--- Begin ---
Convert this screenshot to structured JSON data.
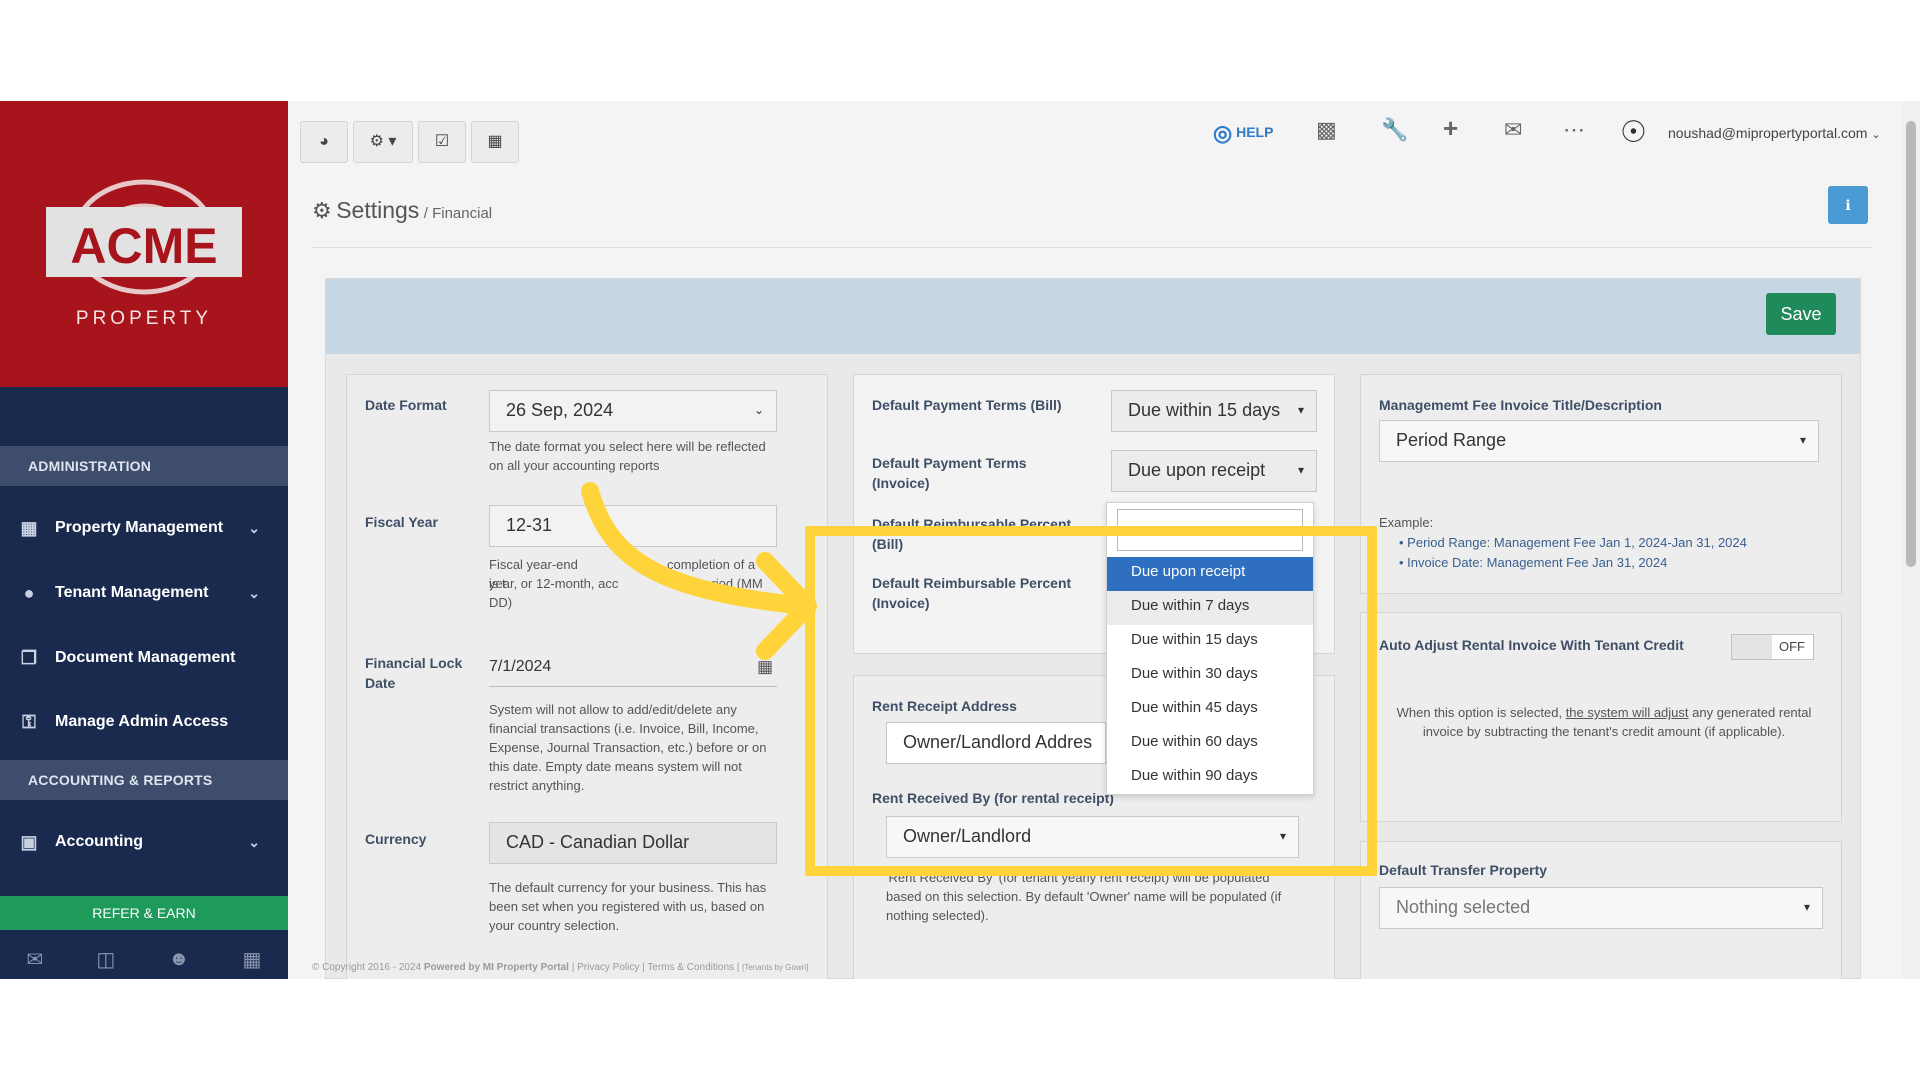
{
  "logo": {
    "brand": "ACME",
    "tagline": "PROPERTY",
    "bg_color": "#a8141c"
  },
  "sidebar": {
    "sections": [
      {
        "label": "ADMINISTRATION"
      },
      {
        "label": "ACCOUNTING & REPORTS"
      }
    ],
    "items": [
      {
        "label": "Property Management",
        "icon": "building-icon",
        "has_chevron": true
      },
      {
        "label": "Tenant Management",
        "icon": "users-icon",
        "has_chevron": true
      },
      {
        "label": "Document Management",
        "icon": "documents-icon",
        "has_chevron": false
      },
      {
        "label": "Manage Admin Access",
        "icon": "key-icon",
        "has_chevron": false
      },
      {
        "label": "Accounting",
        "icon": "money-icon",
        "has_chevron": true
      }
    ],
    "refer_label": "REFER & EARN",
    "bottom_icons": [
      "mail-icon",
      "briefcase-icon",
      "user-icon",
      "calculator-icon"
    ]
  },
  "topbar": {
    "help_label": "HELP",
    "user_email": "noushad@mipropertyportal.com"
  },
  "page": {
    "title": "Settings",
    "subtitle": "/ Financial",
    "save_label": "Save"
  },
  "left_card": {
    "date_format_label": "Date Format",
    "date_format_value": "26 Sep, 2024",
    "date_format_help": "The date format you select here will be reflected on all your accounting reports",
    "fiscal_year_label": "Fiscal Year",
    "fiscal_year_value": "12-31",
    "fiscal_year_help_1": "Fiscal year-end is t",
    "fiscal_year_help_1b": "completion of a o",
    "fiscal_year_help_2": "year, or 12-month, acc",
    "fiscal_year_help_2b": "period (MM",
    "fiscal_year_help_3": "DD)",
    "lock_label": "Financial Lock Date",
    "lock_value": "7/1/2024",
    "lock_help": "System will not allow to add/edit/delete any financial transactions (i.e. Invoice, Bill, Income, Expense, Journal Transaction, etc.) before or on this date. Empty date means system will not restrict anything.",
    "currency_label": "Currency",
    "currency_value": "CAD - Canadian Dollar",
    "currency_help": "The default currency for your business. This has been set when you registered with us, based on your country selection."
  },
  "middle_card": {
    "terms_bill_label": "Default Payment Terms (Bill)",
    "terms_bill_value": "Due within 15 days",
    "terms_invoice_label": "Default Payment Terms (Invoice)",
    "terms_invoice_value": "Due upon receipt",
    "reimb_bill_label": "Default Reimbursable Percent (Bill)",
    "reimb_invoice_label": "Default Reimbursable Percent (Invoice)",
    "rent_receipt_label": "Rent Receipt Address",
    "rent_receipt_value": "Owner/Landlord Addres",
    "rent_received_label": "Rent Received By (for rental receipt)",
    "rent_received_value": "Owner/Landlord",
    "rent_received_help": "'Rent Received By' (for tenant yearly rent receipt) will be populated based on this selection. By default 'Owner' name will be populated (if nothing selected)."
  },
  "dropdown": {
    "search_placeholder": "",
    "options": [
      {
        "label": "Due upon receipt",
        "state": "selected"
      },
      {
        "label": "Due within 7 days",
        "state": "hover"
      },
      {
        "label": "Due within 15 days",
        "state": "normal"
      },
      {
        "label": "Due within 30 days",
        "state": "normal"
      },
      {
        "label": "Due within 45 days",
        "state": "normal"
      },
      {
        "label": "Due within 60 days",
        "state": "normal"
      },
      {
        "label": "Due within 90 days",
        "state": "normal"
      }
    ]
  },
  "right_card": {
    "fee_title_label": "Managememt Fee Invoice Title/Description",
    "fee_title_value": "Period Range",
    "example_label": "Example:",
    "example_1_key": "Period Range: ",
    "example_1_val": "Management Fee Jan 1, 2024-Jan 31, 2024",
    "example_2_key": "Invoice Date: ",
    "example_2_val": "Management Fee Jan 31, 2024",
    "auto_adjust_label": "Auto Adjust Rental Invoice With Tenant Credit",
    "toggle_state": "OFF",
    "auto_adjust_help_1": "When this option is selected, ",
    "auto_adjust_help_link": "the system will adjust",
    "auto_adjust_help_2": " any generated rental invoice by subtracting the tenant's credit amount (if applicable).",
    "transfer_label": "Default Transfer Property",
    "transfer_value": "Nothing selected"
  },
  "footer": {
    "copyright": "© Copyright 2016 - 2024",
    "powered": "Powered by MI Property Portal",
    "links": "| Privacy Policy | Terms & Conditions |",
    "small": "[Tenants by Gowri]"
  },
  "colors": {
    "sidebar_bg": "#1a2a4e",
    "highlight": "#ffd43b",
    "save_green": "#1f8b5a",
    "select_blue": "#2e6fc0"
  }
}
--- End ---
--- Begin ---
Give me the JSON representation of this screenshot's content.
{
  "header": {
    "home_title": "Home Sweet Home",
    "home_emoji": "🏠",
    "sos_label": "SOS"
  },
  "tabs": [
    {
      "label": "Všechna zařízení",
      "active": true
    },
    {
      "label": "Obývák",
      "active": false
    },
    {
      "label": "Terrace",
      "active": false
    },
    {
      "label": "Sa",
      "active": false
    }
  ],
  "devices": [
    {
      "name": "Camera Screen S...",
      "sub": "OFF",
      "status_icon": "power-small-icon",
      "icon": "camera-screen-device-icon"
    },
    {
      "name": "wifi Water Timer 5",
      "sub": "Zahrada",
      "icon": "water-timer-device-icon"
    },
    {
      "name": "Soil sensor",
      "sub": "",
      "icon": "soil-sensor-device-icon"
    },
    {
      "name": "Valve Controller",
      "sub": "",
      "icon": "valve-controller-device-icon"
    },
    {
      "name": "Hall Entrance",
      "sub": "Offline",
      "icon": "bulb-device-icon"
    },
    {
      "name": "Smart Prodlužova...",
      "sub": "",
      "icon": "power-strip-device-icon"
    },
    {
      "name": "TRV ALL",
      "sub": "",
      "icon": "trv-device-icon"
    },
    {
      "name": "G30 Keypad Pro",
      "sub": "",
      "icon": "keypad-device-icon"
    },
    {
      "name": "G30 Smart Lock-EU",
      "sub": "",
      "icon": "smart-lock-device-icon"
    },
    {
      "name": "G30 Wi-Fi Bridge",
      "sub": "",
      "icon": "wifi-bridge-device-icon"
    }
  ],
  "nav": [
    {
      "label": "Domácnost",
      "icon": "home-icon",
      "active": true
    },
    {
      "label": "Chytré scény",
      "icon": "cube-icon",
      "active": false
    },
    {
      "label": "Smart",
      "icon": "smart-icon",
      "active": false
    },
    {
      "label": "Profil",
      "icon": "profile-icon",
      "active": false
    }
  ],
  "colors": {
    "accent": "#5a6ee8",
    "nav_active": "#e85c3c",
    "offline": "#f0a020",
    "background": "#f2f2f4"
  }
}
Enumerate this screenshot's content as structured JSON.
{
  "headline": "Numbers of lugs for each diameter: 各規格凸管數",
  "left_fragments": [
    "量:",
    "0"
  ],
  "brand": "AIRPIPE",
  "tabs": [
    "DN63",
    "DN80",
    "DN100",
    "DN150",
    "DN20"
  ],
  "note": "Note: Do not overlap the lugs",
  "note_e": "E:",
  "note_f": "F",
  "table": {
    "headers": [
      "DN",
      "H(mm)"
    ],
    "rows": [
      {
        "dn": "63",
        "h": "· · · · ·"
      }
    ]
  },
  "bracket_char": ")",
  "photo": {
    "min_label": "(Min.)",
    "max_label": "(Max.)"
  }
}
--- End ---
--- Begin ---
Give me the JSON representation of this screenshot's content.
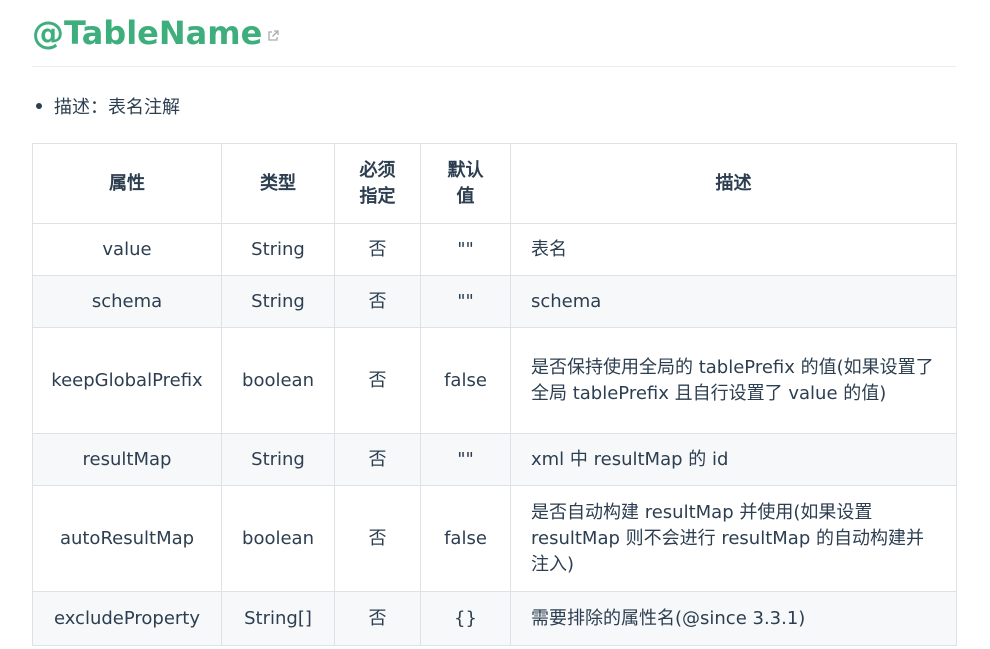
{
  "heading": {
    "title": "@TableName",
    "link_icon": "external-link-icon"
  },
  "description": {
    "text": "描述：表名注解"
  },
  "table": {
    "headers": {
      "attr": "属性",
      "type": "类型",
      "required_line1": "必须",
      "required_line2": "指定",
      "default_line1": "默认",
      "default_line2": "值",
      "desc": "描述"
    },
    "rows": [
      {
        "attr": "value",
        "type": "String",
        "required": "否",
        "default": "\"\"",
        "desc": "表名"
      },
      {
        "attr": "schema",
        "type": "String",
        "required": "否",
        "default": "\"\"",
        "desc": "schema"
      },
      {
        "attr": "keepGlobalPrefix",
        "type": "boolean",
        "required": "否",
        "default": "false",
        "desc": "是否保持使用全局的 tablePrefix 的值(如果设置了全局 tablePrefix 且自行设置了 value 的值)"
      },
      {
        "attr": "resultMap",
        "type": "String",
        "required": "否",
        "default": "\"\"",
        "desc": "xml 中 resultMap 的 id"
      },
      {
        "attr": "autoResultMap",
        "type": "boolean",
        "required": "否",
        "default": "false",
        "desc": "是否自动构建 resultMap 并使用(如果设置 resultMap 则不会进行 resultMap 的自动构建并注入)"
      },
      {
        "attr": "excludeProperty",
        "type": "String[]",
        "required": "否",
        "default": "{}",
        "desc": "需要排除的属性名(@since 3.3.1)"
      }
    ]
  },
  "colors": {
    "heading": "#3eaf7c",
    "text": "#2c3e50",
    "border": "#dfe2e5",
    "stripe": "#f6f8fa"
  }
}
--- End ---
What to produce –
Count how many lines hold the string "attr" and give that number alone.

Completed exercise –
7